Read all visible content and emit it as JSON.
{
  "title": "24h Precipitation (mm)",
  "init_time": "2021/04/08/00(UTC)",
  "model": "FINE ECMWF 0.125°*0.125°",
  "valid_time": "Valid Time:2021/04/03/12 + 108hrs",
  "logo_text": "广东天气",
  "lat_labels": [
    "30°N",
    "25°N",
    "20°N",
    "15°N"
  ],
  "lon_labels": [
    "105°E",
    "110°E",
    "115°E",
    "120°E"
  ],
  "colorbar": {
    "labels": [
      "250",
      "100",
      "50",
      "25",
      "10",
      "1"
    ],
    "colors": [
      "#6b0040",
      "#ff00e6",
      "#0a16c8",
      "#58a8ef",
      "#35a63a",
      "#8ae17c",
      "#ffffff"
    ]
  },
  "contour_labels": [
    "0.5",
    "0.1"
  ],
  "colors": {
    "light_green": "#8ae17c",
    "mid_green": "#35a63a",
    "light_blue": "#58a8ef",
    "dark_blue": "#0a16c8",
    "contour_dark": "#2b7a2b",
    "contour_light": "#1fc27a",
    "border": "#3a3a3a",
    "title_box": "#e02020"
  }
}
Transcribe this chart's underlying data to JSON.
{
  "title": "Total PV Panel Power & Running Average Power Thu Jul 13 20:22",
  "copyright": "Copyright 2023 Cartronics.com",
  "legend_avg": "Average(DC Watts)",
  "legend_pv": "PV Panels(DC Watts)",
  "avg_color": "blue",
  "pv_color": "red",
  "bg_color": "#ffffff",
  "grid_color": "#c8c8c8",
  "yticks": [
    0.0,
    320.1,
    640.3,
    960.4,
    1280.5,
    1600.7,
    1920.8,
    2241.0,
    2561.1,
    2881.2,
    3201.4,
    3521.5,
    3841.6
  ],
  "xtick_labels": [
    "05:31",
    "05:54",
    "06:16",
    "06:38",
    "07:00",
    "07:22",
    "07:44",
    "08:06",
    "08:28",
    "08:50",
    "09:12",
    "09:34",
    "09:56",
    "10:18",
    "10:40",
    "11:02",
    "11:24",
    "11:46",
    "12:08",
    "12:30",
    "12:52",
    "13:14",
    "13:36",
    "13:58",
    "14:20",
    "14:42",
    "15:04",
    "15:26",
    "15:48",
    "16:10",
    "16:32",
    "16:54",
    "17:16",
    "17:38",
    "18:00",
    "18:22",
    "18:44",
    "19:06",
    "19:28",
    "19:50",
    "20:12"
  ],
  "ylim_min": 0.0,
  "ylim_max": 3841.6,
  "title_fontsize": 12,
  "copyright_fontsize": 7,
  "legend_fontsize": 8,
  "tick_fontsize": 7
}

________________________________________

GOAL »
Reproduce the complete data exactly as presented above.

SOLUTION TO THIS TASK »
Read all visible content and emit it as JSON.
{
  "title": "24h Precipitation (mm)",
  "init_time": "2021/04/08/00(UTC)",
  "model": "FINE ECMWF 0.125°*0.125°",
  "valid_time": "Valid Time:2021/04/03/12 + 108hrs",
  "logo_text": "广东天气",
  "lat_labels": [
    "30°N",
    "25°N",
    "20°N",
    "15°N"
  ],
  "lon_labels": [
    "105°E",
    "110°E",
    "115°E",
    "120°E"
  ],
  "colorbar": {
    "labels": [
      "250",
      "100",
      "50",
      "25",
      "10",
      "1"
    ],
    "colors": [
      "#6b0040",
      "#ff00e6",
      "#0a16c8",
      "#58a8ef",
      "#35a63a",
      "#8ae17c",
      "#ffffff"
    ]
  },
  "contour_labels": [
    "0.5",
    "0.1"
  ],
  "colors": {
    "light_green": "#8ae17c",
    "mid_green": "#35a63a",
    "light_blue": "#58a8ef",
    "dark_blue": "#0a16c8",
    "contour_dark": "#2b7a2b",
    "contour_light": "#1fc27a",
    "border": "#3a3a3a",
    "title_box": "#e02020"
  }
}
Transcribe this chart's underlying data to JSON.
{
  "title": "Total PV Panel Power & Running Average Power Thu Jul 13 20:22",
  "copyright": "Copyright 2023 Cartronics.com",
  "legend_avg": "Average(DC Watts)",
  "legend_pv": "PV Panels(DC Watts)",
  "avg_color": "blue",
  "pv_color": "red",
  "bg_color": "#ffffff",
  "grid_color": "#c8c8c8",
  "yticks": [
    0.0,
    320.1,
    640.3,
    960.4,
    1280.5,
    1600.7,
    1920.8,
    2241.0,
    2561.1,
    2881.2,
    3201.4,
    3521.5,
    3841.6
  ],
  "xtick_labels": [
    "05:31",
    "05:54",
    "06:16",
    "06:38",
    "07:00",
    "07:22",
    "07:44",
    "08:06",
    "08:28",
    "08:50",
    "09:12",
    "09:34",
    "09:56",
    "10:18",
    "10:40",
    "11:02",
    "11:24",
    "11:46",
    "12:08",
    "12:30",
    "12:52",
    "13:14",
    "13:36",
    "13:58",
    "14:20",
    "14:42",
    "15:04",
    "15:26",
    "15:48",
    "16:10",
    "16:32",
    "16:54",
    "17:16",
    "17:38",
    "18:00",
    "18:22",
    "18:44",
    "19:06",
    "19:28",
    "19:50",
    "20:12"
  ],
  "ylim_min": 0.0,
  "ylim_max": 3841.6,
  "title_fontsize": 12,
  "copyright_fontsize": 7,
  "legend_fontsize": 8,
  "tick_fontsize": 7
}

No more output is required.